::: Provided data

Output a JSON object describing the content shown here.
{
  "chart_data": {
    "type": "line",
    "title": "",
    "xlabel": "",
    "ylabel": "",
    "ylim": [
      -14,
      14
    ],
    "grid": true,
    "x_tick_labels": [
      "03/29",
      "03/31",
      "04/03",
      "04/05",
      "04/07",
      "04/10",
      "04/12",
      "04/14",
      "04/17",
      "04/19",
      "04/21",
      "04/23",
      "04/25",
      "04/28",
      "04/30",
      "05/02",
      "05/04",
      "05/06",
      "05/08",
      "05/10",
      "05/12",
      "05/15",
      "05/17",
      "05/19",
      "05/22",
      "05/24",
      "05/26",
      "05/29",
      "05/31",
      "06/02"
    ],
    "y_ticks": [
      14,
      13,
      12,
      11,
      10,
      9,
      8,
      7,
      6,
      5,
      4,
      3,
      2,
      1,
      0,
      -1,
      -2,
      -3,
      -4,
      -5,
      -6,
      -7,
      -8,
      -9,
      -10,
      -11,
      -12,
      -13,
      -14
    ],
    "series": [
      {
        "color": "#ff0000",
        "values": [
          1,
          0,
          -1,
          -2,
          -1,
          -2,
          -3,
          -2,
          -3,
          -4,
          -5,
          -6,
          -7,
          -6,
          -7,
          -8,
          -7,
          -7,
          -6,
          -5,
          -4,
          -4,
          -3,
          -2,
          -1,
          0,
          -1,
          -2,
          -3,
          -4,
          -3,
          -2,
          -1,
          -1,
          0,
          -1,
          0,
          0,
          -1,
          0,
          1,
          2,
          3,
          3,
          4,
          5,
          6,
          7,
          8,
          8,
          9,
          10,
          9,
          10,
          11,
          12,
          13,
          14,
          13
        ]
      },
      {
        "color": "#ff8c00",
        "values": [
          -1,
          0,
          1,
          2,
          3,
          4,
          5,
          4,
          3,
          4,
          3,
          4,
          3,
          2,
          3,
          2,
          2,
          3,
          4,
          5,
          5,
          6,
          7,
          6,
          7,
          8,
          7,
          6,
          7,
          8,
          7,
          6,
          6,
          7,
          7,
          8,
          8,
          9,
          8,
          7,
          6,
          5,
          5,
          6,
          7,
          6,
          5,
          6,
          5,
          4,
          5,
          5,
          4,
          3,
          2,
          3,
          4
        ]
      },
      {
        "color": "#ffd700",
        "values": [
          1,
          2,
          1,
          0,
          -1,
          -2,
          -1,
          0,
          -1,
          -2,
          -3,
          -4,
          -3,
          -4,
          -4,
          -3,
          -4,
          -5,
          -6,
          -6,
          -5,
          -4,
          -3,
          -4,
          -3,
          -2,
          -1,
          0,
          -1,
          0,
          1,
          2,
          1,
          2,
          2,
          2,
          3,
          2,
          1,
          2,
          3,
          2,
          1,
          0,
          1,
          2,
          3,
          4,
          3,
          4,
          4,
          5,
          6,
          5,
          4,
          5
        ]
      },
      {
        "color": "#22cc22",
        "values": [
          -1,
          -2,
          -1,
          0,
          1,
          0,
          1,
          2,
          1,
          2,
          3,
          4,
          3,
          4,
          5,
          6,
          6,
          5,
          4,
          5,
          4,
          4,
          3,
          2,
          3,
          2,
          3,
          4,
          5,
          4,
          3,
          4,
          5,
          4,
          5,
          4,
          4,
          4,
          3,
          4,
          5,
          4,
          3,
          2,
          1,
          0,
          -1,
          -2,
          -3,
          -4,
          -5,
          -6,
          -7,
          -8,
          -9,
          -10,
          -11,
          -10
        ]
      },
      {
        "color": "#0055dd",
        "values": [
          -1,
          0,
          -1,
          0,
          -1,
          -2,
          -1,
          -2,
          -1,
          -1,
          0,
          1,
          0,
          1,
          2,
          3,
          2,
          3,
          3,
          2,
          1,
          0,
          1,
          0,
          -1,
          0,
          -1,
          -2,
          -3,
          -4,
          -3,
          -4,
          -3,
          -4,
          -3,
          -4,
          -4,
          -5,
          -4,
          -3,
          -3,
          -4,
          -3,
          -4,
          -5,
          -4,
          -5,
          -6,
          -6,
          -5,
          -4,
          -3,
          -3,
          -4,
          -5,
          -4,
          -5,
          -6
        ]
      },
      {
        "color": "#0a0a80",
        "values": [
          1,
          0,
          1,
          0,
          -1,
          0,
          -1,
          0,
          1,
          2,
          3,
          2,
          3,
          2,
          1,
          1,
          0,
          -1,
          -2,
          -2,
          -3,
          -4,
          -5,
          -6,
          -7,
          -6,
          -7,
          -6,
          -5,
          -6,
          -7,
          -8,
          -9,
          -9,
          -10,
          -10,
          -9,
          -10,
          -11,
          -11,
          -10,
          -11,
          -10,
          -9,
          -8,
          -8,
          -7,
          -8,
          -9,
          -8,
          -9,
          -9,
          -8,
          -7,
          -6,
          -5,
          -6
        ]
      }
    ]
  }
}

::::::

**Problem description:**
Determine the number of lines in the listing that hold the word "color", and supply that number and nothing further.

**Task output:**
6